→ **Record set**:

___

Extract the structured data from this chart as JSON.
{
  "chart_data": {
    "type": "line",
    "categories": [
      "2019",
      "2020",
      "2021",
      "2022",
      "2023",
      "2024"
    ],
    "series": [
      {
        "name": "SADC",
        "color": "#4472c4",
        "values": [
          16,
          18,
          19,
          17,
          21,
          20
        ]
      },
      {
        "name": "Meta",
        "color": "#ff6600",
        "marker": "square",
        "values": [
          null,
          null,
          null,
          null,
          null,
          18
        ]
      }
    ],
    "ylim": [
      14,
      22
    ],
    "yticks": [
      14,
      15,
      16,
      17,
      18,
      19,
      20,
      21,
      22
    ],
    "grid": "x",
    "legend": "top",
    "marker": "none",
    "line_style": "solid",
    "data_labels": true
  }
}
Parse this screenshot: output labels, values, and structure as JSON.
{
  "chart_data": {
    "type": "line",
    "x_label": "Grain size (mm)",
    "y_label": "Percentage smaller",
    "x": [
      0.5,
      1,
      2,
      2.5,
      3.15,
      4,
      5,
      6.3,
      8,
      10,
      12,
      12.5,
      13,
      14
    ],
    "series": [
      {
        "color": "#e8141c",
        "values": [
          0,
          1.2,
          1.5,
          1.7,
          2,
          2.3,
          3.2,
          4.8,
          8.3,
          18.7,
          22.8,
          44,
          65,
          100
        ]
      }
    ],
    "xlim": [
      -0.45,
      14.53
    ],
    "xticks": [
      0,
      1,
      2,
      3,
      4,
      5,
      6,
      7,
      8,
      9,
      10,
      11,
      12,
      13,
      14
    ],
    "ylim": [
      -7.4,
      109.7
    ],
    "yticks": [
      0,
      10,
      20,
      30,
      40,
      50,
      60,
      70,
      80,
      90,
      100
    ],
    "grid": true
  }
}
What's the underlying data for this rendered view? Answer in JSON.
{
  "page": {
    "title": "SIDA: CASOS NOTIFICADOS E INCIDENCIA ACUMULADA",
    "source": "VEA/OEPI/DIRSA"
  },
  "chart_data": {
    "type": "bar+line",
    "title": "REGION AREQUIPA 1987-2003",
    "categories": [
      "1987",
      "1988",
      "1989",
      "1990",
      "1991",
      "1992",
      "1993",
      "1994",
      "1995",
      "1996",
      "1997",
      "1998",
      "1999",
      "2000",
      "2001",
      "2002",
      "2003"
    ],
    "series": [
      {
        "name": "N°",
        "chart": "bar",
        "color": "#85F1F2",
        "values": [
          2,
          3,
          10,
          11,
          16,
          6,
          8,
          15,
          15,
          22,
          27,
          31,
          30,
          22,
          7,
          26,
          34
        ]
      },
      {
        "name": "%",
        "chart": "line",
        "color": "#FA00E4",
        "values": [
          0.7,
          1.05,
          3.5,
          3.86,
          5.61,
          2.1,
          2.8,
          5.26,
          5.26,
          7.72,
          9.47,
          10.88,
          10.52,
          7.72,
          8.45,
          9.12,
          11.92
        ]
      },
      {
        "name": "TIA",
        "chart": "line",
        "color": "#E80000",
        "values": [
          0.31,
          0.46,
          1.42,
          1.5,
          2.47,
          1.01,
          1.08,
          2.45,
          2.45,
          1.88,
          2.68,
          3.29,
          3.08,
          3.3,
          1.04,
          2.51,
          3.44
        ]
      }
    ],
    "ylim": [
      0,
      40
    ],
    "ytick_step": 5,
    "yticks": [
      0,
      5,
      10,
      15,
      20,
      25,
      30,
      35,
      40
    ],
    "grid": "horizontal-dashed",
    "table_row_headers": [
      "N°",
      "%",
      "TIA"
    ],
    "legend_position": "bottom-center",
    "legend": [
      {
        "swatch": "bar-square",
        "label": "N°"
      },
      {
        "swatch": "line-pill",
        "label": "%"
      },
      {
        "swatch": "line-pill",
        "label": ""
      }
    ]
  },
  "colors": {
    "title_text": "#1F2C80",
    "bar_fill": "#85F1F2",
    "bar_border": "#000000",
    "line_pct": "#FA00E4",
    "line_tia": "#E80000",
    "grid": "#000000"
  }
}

___

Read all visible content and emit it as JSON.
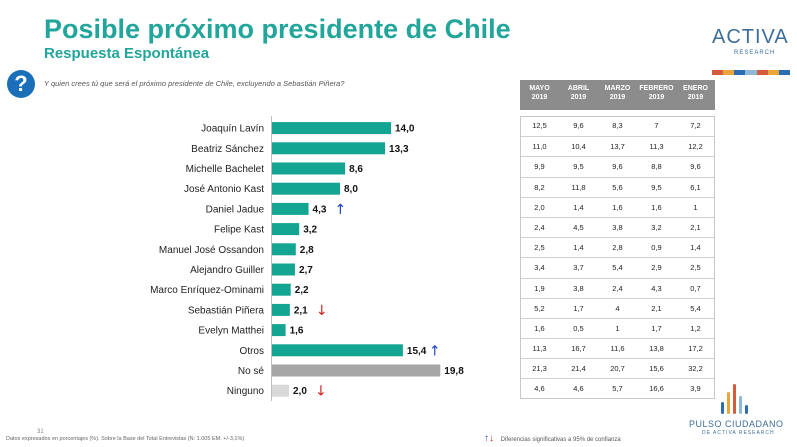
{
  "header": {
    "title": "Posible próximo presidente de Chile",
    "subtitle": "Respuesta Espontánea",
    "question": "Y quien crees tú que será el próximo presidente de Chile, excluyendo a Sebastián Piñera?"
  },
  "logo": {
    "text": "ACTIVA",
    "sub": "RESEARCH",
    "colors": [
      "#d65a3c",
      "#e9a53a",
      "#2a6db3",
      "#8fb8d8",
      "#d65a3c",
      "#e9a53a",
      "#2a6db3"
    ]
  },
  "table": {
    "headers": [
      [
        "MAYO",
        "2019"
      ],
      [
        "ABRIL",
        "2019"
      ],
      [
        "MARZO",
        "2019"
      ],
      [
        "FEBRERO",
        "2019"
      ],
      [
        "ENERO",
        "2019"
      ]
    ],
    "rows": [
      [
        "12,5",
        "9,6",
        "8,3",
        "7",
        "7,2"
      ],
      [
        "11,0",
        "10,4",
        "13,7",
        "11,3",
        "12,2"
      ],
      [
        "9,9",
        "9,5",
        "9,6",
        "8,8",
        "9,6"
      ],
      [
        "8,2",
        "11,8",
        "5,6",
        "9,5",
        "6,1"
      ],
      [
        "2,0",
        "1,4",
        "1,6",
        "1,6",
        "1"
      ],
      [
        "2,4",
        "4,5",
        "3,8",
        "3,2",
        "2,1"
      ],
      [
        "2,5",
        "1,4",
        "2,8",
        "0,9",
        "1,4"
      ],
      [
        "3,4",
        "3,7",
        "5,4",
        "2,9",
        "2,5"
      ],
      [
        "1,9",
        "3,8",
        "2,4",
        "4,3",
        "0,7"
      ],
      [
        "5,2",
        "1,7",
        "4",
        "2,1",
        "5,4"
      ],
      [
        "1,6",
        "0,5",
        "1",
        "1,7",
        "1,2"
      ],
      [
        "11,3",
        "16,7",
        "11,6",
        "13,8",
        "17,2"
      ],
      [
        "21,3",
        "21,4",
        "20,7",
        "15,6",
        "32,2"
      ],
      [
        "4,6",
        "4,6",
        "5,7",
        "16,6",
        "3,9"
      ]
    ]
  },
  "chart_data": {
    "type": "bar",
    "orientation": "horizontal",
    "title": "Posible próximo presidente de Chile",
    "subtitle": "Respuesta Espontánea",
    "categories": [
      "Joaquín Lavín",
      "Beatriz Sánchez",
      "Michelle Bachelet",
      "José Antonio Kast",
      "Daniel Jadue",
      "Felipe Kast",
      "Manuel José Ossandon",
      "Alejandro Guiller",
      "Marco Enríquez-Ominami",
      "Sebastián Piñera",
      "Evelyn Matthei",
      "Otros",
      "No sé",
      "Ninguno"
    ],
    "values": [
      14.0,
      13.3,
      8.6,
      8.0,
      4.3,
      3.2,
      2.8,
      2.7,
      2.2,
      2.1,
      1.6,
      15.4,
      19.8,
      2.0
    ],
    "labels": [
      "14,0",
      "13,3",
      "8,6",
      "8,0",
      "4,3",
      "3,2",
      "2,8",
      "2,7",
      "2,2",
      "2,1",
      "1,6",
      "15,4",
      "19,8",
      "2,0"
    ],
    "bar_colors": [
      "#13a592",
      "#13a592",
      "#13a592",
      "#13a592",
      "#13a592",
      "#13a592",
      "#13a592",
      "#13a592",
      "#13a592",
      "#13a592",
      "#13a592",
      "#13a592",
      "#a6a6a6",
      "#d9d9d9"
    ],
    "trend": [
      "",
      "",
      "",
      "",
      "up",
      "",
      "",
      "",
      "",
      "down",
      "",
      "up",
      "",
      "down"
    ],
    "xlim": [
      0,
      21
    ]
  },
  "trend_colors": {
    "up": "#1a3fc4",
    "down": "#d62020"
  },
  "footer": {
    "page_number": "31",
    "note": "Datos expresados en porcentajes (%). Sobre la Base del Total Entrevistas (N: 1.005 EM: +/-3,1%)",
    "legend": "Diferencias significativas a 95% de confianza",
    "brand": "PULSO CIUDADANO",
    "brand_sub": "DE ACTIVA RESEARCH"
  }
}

___

→ **Description of the task**: Working from the listing above, pick out every line that has "name" and copy it.

→ **Exercise response**:
        "name": "SADC",
        "name": "Meta",
        "name": "N°",
        "name": "%",
        "name": "TIA",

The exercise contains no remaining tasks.